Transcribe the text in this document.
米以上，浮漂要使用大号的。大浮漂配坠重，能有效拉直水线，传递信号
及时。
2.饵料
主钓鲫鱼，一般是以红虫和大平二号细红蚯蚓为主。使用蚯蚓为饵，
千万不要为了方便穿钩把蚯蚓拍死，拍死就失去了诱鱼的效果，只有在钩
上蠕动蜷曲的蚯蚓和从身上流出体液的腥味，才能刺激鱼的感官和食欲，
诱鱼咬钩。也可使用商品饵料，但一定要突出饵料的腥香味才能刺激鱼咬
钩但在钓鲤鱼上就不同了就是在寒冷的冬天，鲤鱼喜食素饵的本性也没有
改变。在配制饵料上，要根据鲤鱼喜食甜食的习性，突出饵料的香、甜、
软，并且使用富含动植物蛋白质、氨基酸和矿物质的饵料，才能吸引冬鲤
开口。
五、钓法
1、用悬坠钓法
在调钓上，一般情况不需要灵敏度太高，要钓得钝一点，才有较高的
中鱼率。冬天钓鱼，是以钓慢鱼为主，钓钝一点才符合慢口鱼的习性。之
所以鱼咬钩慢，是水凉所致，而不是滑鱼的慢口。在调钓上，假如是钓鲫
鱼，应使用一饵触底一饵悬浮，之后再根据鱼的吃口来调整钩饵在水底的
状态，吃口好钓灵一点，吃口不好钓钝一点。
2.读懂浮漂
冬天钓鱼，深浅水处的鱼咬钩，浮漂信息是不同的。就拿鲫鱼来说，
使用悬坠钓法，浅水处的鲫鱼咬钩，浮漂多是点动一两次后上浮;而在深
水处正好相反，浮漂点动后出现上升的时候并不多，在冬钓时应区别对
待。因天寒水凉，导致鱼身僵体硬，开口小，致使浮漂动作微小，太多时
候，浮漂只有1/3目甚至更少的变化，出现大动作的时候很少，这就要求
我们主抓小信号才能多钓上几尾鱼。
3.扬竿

= PROBLEM STATEMENT =
Scan the lines for the string "在调钓上". Pick out every line that has it.

= SOLUTION BELOW =
在调钓上，一般情况不需要灵敏度太高，要钓得钝一点，才有较高的
所以鱼咬钩慢，是水凉所致，而不是滑鱼的慢口。在调钓上，假如是钓鲫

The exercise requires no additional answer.